[Collected data entries]:
BEGIN

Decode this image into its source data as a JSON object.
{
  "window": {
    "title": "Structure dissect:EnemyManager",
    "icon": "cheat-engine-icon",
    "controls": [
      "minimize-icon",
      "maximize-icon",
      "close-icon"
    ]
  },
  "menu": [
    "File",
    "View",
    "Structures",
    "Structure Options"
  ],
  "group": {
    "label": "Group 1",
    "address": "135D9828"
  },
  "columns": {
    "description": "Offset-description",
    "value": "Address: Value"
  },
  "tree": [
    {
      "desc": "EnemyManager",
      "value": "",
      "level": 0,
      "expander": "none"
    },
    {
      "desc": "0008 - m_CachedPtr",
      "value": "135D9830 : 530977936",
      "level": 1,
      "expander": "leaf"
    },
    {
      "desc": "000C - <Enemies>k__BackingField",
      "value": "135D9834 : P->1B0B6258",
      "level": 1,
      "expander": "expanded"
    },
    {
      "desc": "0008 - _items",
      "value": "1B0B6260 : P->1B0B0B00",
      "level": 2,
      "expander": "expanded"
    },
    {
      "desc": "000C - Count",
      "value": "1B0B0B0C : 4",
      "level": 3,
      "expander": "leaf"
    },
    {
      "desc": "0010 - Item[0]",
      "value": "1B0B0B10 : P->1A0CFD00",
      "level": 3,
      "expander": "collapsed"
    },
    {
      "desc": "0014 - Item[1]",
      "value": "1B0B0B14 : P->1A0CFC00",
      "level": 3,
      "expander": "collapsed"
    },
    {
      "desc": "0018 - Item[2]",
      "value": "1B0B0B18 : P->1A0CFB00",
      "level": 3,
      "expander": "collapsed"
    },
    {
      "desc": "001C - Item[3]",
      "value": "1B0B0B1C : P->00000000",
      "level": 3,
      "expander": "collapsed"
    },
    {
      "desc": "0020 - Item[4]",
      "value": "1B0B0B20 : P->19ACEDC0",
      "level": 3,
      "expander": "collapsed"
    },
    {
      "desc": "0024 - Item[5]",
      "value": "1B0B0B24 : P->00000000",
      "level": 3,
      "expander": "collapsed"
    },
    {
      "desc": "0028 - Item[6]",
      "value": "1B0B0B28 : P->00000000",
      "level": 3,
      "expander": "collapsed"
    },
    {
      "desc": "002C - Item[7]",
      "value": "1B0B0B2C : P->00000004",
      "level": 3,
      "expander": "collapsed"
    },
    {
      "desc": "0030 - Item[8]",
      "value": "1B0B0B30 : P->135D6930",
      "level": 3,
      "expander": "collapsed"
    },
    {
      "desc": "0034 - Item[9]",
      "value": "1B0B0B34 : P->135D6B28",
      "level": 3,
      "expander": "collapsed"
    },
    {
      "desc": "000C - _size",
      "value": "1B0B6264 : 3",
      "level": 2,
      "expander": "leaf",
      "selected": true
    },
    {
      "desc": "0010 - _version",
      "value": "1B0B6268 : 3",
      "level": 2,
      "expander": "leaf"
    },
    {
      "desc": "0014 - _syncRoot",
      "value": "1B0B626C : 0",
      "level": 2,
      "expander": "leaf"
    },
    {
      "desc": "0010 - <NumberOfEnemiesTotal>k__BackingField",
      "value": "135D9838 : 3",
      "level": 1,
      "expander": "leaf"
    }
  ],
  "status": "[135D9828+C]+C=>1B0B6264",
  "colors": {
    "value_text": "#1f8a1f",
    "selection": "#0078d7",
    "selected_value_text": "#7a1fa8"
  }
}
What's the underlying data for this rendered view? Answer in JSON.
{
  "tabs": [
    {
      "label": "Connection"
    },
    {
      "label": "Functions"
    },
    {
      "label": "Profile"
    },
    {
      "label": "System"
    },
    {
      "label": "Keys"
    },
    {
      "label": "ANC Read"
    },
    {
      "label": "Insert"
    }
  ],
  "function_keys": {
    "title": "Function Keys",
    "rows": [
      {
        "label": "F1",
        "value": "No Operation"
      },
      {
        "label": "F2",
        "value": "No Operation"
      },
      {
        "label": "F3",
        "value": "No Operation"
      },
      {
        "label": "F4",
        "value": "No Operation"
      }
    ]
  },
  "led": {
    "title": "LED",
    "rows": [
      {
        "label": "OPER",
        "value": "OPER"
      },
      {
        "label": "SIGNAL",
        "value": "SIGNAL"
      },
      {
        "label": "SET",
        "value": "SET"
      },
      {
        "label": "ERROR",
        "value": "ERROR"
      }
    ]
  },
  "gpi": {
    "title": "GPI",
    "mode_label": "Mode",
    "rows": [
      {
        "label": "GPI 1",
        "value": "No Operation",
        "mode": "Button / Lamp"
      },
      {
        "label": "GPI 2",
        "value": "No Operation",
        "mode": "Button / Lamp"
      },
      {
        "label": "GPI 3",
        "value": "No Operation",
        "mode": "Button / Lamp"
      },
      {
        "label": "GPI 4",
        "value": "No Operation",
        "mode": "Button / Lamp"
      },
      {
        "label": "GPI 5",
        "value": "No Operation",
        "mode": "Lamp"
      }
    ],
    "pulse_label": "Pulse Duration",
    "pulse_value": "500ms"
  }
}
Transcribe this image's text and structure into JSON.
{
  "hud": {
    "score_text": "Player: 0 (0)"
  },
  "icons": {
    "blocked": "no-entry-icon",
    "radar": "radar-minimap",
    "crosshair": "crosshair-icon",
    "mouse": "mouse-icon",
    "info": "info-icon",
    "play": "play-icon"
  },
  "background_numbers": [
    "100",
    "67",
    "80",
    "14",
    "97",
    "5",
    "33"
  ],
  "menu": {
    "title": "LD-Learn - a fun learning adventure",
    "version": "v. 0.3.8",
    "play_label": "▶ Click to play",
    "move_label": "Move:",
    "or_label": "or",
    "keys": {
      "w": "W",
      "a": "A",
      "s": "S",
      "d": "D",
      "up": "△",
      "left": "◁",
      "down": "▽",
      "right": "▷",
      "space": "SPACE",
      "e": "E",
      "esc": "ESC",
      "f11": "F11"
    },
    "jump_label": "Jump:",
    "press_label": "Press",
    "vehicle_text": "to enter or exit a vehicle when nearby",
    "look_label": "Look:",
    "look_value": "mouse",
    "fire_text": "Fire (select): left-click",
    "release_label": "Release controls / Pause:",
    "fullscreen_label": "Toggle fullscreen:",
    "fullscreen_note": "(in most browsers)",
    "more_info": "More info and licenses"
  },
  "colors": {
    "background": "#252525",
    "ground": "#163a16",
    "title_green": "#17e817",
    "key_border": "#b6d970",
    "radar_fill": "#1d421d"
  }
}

END

Copy out the full listing exactly.

Decode this image into its source data as a JSON object.
{
  "window": {
    "title": "Structure dissect:EnemyManager",
    "icon": "cheat-engine-icon",
    "controls": [
      "minimize-icon",
      "maximize-icon",
      "close-icon"
    ]
  },
  "menu": [
    "File",
    "View",
    "Structures",
    "Structure Options"
  ],
  "group": {
    "label": "Group 1",
    "address": "135D9828"
  },
  "columns": {
    "description": "Offset-description",
    "value": "Address: Value"
  },
  "tree": [
    {
      "desc": "EnemyManager",
      "value": "",
      "level": 0,
      "expander": "none"
    },
    {
      "desc": "0008 - m_CachedPtr",
      "value": "135D9830 : 530977936",
      "level": 1,
      "expander": "leaf"
    },
    {
      "desc": "000C - <Enemies>k__BackingField",
      "value": "135D9834 : P->1B0B6258",
      "level": 1,
      "expander": "expanded"
    },
    {
      "desc": "0008 - _items",
      "value": "1B0B6260 : P->1B0B0B00",
      "level": 2,
      "expander": "expanded"
    },
    {
      "desc": "000C - Count",
      "value": "1B0B0B0C : 4",
      "level": 3,
      "expander": "leaf"
    },
    {
      "desc": "0010 - Item[0]",
      "value": "1B0B0B10 : P->1A0CFD00",
      "level": 3,
      "expander": "collapsed"
    },
    {
      "desc": "0014 - Item[1]",
      "value": "1B0B0B14 : P->1A0CFC00",
      "level": 3,
      "expander": "collapsed"
    },
    {
      "desc": "0018 - Item[2]",
      "value": "1B0B0B18 : P->1A0CFB00",
      "level": 3,
      "expander": "collapsed"
    },
    {
      "desc": "001C - Item[3]",
      "value": "1B0B0B1C : P->00000000",
      "level": 3,
      "expander": "collapsed"
    },
    {
      "desc": "0020 - Item[4]",
      "value": "1B0B0B20 : P->19ACEDC0",
      "level": 3,
      "expander": "collapsed"
    },
    {
      "desc": "0024 - Item[5]",
      "value": "1B0B0B24 : P->00000000",
      "level": 3,
      "expander": "collapsed"
    },
    {
      "desc": "0028 - Item[6]",
      "value": "1B0B0B28 : P->00000000",
      "level": 3,
      "expander": "collapsed"
    },
    {
      "desc": "002C - Item[7]",
      "value": "1B0B0B2C : P->00000004",
      "level": 3,
      "expander": "collapsed"
    },
    {
      "desc": "0030 - Item[8]",
      "value": "1B0B0B30 : P->135D6930",
      "level": 3,
      "expander": "collapsed"
    },
    {
      "desc": "0034 - Item[9]",
      "value": "1B0B0B34 : P->135D6B28",
      "level": 3,
      "expander": "collapsed"
    },
    {
      "desc": "000C - _size",
      "value": "1B0B6264 : 3",
      "level": 2,
      "expander": "leaf",
      "selected": true
    },
    {
      "desc": "0010 - _version",
      "value": "1B0B6268 : 3",
      "level": 2,
      "expander": "leaf"
    },
    {
      "desc": "0014 - _syncRoot",
      "value": "1B0B626C : 0",
      "level": 2,
      "expander": "leaf"
    },
    {
      "desc": "0010 - <NumberOfEnemiesTotal>k__BackingField",
      "value": "135D9838 : 3",
      "level": 1,
      "expander": "leaf"
    }
  ],
  "status": "[135D9828+C]+C=>1B0B6264",
  "colors": {
    "value_text": "#1f8a1f",
    "selection": "#0078d7",
    "selected_value_text": "#7a1fa8"
  }
}
What's the underlying data for this rendered view? Answer in JSON.
{
  "tabs": [
    {
      "label": "Connection"
    },
    {
      "label": "Functions"
    },
    {
      "label": "Profile"
    },
    {
      "label": "System"
    },
    {
      "label": "Keys"
    },
    {
      "label": "ANC Read"
    },
    {
      "label": "Insert"
    }
  ],
  "function_keys": {
    "title": "Function Keys",
    "rows": [
      {
        "label": "F1",
        "value": "No Operation"
      },
      {
        "label": "F2",
        "value": "No Operation"
      },
      {
        "label": "F3",
        "value": "No Operation"
      },
      {
        "label": "F4",
        "value": "No Operation"
      }
    ]
  },
  "led": {
    "title": "LED",
    "rows": [
      {
        "label": "OPER",
        "value": "OPER"
      },
      {
        "label": "SIGNAL",
        "value": "SIGNAL"
      },
      {
        "label": "SET",
        "value": "SET"
      },
      {
        "label": "ERROR",
        "value": "ERROR"
      }
    ]
  },
  "gpi": {
    "title": "GPI",
    "mode_label": "Mode",
    "rows": [
      {
        "label": "GPI 1",
        "value": "No Operation",
        "mode": "Button / Lamp"
      },
      {
        "label": "GPI 2",
        "value": "No Operation",
        "mode": "Button / Lamp"
      },
      {
        "label": "GPI 3",
        "value": "No Operation",
        "mode": "Button / Lamp"
      },
      {
        "label": "GPI 4",
        "value": "No Operation",
        "mode": "Button / Lamp"
      },
      {
        "label": "GPI 5",
        "value": "No Operation",
        "mode": "Lamp"
      }
    ],
    "pulse_label": "Pulse Duration",
    "pulse_value": "500ms"
  }
}
Transcribe this image's text and structure into JSON.
{
  "hud": {
    "score_text": "Player: 0 (0)"
  },
  "icons": {
    "blocked": "no-entry-icon",
    "radar": "radar-minimap",
    "crosshair": "crosshair-icon",
    "mouse": "mouse-icon",
    "info": "info-icon",
    "play": "play-icon"
  },
  "background_numbers": [
    "100",
    "67",
    "80",
    "14",
    "97",
    "5",
    "33"
  ],
  "menu": {
    "title": "LD-Learn - a fun learning adventure",
    "version": "v. 0.3.8",
    "play_label": "▶ Click to play",
    "move_label": "Move:",
    "or_label": "or",
    "keys": {
      "w": "W",
      "a": "A",
      "s": "S",
      "d": "D",
      "up": "△",
      "left": "◁",
      "down": "▽",
      "right": "▷",
      "space": "SPACE",
      "e": "E",
      "esc": "ESC",
      "f11": "F11"
    },
    "jump_label": "Jump:",
    "press_label": "Press",
    "vehicle_text": "to enter or exit a vehicle when nearby",
    "look_label": "Look:",
    "look_value": "mouse",
    "fire_text": "Fire (select): left-click",
    "release_label": "Release controls / Pause:",
    "fullscreen_label": "Toggle fullscreen:",
    "fullscreen_note": "(in most browsers)",
    "more_info": "More info and licenses"
  },
  "colors": {
    "background": "#252525",
    "ground": "#163a16",
    "title_green": "#17e817",
    "key_border": "#b6d970",
    "radar_fill": "#1d421d"
  }
}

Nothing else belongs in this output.